On 5/31/10, Tim Prepscius <timprepscius at gmail.com> wrote:
> Well I wrote this e-mail to a friend, but perhaps one of you may read
> it and see the solution,
> any hints would be interesting:
>
>
>
> I'm having a debugging problem like I've never had before with this
> safari plugin.
>
>
> Maybe explaining to you will help me gain some sort of insight.
>
> Imagine this:
> You have a program.  It is made of about 20 libraries.  Some other
> peoples, some yours.
> The difference between the safari plugin, and an executable, is about
> 100 lines of startup code.  Maybe 0.01% of the entire program.
>
> On both windows and osx, the executable functions flawlessly.  80% of
> the program has been around for 5 years atleast,  18% is in the last 2
> years, 1-2% is in the last year.  So in other words, things have been
> working for a long time.
>
>
> As a safari plugin, there is a point A and a point B which crash.
> Only in release build.
>
> A crashes only 10% of the time.
> I can increase the likely hood that A crashes by delaying the event by
> about 10 seconds.  At which the likely hood is maybe 30%.  (but I'm
> weirded out by this and don't trust this observation)  I can create
> this delay by just pausing the debugger, or pausing the server with
> which it is talking to.
> A crashes during a dynamic cast of an object.
> The same dynamic cast occurred a few moments before.
> If it makes it past point A, that same code/dyamic_cast will work
> perpetually.
> This same code is called millions of times.  The object it is casting
> is allocated in the very beginning, and deallocated at the very end.

## Required tasks
1. According to the Safari plugin debugging post, during what operation does point A crash?
2. Pick up the Safari plugin debugging post from its final sentence and carry it forward.
The items that follow have no connection to the text.

## Extracted data

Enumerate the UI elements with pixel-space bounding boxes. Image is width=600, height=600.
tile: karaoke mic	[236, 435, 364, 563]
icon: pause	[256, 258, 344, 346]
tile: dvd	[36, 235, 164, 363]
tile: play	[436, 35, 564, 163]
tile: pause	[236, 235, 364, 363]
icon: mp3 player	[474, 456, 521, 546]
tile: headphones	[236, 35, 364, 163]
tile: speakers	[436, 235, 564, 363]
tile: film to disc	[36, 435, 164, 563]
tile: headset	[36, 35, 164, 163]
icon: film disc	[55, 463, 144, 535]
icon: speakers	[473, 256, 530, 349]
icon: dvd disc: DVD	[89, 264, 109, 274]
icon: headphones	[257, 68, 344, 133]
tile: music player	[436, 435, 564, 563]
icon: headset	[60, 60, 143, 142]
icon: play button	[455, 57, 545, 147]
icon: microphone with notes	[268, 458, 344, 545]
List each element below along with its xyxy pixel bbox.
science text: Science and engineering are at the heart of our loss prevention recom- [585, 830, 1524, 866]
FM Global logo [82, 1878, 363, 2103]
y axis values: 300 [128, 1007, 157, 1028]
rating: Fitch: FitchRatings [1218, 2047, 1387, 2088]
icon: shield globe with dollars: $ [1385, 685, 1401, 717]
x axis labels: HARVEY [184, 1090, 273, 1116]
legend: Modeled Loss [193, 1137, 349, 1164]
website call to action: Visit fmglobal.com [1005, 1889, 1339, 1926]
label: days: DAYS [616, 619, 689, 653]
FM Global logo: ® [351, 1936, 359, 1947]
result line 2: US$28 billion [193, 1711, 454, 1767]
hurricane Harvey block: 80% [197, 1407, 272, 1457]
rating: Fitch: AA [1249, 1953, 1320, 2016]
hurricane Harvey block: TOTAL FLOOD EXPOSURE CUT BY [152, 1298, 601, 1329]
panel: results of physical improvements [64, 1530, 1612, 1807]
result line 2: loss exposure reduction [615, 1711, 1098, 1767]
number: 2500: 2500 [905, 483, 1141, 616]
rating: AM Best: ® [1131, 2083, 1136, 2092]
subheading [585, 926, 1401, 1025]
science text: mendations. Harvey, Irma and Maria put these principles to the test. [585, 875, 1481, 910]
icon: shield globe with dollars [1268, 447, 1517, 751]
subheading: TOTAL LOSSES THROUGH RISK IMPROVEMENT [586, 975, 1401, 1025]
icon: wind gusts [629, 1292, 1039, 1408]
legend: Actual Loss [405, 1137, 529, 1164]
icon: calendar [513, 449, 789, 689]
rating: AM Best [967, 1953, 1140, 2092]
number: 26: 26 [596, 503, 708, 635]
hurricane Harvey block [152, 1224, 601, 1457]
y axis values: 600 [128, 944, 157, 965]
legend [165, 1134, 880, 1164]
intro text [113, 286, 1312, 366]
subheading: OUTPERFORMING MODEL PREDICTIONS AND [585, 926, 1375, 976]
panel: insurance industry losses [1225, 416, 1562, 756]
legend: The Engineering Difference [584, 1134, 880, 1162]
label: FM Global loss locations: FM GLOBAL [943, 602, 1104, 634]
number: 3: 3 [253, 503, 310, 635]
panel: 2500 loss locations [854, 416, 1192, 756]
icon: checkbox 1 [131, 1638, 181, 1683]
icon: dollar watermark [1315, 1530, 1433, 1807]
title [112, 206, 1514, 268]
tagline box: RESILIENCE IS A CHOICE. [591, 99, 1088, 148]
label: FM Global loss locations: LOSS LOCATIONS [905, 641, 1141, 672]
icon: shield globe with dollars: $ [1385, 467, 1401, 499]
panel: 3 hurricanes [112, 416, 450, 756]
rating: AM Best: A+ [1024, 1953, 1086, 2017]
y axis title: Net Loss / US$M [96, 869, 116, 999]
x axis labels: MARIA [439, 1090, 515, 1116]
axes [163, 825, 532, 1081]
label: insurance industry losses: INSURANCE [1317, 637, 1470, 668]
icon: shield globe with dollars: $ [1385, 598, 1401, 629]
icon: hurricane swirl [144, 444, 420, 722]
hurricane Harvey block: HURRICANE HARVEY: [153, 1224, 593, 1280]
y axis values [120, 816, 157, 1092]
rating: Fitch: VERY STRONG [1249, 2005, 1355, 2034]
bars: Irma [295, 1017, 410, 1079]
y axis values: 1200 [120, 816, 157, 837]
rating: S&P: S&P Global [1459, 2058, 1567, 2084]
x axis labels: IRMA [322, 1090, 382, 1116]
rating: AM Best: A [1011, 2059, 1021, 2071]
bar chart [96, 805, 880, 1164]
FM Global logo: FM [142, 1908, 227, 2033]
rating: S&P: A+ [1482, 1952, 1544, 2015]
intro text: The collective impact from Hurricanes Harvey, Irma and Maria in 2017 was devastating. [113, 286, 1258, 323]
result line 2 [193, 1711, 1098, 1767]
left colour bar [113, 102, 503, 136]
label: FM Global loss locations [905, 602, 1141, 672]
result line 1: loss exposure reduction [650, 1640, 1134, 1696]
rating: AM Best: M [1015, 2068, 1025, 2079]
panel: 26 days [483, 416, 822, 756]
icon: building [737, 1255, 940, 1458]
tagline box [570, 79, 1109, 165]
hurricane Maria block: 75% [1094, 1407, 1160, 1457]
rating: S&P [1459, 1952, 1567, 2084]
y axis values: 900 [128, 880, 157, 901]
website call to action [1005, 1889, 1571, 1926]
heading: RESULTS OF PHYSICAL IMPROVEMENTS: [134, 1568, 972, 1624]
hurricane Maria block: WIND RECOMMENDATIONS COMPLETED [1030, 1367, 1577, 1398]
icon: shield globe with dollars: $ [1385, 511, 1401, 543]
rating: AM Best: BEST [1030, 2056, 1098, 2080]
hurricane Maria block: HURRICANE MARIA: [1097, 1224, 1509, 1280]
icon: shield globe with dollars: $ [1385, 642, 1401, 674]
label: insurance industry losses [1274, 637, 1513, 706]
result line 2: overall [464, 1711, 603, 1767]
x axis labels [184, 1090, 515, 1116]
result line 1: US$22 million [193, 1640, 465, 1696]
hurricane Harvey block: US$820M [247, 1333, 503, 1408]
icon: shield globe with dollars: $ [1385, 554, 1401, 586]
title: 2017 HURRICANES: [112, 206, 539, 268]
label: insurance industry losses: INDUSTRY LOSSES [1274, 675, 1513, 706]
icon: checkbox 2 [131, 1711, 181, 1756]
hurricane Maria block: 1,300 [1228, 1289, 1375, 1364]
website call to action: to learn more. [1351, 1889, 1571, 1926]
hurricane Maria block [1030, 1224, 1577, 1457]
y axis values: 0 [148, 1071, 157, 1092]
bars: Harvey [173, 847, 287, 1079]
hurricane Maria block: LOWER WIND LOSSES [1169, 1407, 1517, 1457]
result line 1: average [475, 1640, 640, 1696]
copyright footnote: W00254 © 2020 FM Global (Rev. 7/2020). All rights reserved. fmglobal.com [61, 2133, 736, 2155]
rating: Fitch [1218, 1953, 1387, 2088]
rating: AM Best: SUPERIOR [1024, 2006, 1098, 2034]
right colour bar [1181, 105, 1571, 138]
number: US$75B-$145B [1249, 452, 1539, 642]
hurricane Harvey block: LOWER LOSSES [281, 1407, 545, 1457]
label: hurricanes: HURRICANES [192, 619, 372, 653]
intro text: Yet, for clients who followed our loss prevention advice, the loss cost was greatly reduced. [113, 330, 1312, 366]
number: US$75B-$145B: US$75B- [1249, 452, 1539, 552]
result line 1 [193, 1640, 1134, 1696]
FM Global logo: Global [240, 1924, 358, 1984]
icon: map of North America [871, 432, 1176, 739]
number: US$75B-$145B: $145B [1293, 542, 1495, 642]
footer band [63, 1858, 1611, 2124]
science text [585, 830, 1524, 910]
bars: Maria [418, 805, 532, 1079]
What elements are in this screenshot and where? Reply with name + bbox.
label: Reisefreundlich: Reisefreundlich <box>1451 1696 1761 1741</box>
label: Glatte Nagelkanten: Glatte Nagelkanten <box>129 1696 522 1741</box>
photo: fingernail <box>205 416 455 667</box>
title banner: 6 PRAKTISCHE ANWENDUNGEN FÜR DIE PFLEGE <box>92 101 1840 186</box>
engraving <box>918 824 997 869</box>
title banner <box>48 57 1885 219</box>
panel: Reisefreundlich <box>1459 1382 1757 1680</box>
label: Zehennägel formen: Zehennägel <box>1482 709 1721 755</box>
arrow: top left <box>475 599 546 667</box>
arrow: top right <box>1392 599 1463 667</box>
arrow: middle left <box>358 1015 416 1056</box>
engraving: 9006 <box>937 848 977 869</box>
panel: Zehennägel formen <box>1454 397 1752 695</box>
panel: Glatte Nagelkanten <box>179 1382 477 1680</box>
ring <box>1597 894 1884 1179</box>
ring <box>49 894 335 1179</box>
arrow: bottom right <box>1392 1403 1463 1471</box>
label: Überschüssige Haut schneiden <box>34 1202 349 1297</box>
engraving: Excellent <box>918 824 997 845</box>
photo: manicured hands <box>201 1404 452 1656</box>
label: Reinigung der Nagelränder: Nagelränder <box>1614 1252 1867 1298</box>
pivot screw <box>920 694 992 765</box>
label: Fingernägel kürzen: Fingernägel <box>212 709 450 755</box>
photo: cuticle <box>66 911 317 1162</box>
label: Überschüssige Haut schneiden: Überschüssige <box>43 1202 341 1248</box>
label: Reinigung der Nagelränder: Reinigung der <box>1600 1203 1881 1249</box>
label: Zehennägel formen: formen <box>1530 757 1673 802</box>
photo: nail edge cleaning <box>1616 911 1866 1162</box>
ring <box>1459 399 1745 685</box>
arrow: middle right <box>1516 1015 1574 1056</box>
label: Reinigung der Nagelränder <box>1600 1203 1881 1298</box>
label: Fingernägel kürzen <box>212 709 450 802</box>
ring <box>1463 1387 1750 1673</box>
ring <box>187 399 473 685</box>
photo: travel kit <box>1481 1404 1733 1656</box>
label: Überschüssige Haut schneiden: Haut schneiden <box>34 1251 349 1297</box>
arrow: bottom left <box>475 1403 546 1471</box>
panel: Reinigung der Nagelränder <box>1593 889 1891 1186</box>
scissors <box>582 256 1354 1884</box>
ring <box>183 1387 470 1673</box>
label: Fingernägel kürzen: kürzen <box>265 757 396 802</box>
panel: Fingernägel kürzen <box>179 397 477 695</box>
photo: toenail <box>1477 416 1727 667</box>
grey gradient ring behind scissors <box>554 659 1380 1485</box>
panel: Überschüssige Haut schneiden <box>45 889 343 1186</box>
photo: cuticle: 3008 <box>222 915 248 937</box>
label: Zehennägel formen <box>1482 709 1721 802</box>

## Per-task answers
1. Point A crashes during a dynamic cast of an object.

2.
>
>
> When I turn on logging, the crash does not occur.
> When I turn off optimization, the crash does not occur.  However if I
> turn off optimization of only the module in which the crash occurs (or
> the call to dynamic cast), it still occurs.
>
> The code in which A crashes looks like this:
> void Dynamic::event (const Object::Event::Base *event)
> {
> 	LogDebug (SnowCrash::Object::Dynamic::event, "object receiving event
> " << this);
>
> 	std::list<Common::Object::Component *>::iterator i;
>
> 	for (i=orderedComponents.begin(); i!=orderedComponents.end(); ++i)
> 	{
> 		Common::Object::Component *_component = *i;
> 		LogDebug (SnowCrash::Object::Dynamic::event, "object distributing
> event to " << _component);
> 		LogDebug (SnowCrash::Object::Dynamic::event, "object distributing
> event to " << _component->getComponentID());
>
> 		Object::Component *component = CheckCastPtr(Object::Component,
> _component);
> 		if (component)
> 		{
> 			component->event (event);
> 		}
> 	}
> }
>
>
>
> B has no pattern.
> It occurs when a piece of memory is deallocated twice.  When a
> smartptr decs.  But this is impossible.  Unless either a copy
> constructor or a copy operator is not being called.  It could be a
> copy construct of the object which contains the smart pointer or the
> smart pointer itself.  Either seem very unlikely.  Unfortunately this
> bug occurs so rarely it is hard to catch.
>
>
>
> --
>
> So at first my theory was, well, let's see what is happening.
> But after stepping through over and over, I can't see anything wrong
> with the object it is trying to cast.  Obviously there is.
>
>
> So then I thought, well, perhaps this is just a messed up build.  So I
> rebuilt everything.  This occurs sometimes on win32 with me if I link
> to a class of which I've changed the virtual methods, but not
> recompiled modules depending on it.
>
>
> So then I thought..  Well given that the executables operate fine.
> Maybe there is some sort of bug in static initializations.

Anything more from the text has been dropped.